_Task to complete_
Select, from the data, each line where "Output" occurs.

_Entries supplied_
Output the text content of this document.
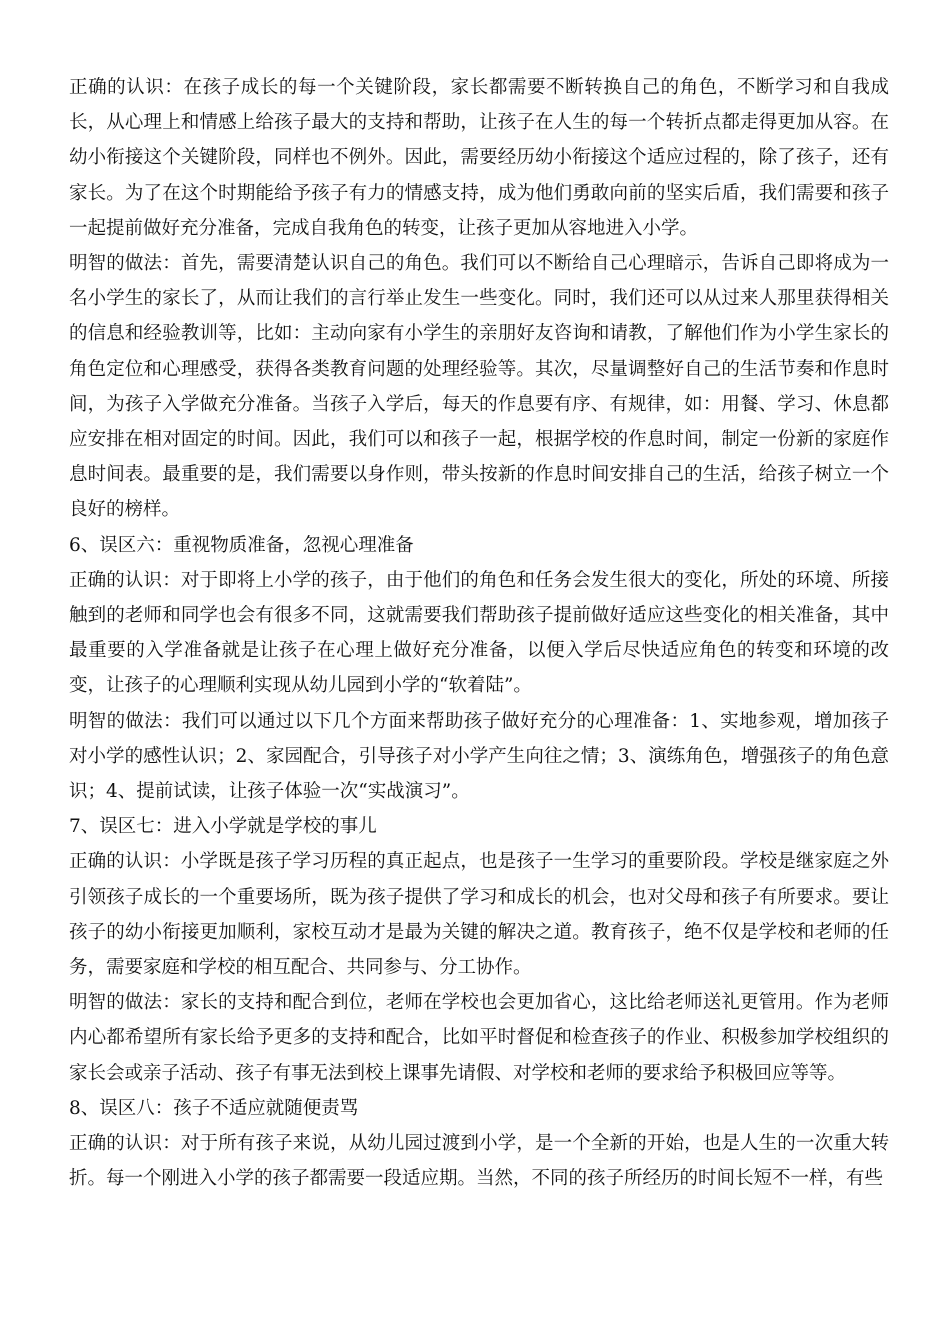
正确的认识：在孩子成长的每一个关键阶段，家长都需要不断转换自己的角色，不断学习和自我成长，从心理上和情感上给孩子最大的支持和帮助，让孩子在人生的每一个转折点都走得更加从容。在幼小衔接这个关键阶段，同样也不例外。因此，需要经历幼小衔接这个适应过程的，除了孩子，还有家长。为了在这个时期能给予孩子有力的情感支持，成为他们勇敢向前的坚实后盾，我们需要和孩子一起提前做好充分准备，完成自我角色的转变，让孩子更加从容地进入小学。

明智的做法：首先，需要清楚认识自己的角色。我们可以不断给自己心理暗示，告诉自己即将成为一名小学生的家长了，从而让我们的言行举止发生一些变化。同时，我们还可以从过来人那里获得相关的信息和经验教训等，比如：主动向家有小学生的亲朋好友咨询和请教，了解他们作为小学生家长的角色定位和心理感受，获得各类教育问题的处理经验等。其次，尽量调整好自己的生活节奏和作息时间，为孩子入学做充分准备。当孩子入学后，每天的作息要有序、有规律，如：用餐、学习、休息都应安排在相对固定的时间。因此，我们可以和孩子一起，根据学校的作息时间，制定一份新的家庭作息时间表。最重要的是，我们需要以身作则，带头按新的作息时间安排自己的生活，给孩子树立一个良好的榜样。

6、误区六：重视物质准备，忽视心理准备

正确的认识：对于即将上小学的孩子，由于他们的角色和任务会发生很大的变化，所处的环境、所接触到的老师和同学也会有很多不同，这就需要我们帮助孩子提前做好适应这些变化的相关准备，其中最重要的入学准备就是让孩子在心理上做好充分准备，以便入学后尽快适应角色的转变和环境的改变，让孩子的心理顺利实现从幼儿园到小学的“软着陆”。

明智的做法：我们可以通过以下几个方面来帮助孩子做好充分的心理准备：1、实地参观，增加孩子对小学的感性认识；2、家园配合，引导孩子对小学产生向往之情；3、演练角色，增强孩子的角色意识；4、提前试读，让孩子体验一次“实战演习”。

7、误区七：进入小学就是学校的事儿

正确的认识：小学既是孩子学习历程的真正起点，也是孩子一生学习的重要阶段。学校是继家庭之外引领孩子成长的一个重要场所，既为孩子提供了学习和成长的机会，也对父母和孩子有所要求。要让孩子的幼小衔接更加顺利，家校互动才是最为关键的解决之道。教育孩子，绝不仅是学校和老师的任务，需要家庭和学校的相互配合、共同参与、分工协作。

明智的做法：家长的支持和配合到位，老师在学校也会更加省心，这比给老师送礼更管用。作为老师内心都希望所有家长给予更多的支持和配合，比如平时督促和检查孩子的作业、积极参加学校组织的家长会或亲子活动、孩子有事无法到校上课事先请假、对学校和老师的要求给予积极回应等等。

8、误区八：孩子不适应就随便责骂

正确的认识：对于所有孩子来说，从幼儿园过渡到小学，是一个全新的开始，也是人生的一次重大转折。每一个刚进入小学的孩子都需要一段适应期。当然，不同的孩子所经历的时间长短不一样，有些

* * *

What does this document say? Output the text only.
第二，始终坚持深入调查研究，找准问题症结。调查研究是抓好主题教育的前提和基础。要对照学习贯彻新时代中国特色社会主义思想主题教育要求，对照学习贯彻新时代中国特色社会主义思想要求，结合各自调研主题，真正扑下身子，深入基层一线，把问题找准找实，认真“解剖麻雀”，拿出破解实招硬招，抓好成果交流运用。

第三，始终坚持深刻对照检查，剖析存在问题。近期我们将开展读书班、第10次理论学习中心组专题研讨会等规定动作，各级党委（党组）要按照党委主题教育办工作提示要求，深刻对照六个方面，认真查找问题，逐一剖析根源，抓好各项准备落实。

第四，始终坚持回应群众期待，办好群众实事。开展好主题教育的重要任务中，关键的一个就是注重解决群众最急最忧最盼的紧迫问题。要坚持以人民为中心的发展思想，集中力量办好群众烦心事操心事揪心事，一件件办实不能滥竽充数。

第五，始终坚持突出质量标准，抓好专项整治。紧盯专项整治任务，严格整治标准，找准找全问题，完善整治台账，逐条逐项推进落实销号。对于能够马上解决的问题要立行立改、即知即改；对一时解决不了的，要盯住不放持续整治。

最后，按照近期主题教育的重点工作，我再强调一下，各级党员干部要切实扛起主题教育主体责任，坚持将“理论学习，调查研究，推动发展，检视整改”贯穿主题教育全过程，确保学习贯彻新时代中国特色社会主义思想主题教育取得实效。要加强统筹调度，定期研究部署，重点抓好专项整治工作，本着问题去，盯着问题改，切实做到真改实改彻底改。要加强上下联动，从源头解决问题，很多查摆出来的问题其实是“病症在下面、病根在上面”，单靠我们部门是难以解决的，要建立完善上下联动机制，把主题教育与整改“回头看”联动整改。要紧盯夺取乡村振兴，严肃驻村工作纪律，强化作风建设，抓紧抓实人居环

_Worked answer_
Output the text content of this document.
What does this document say? Output the text only.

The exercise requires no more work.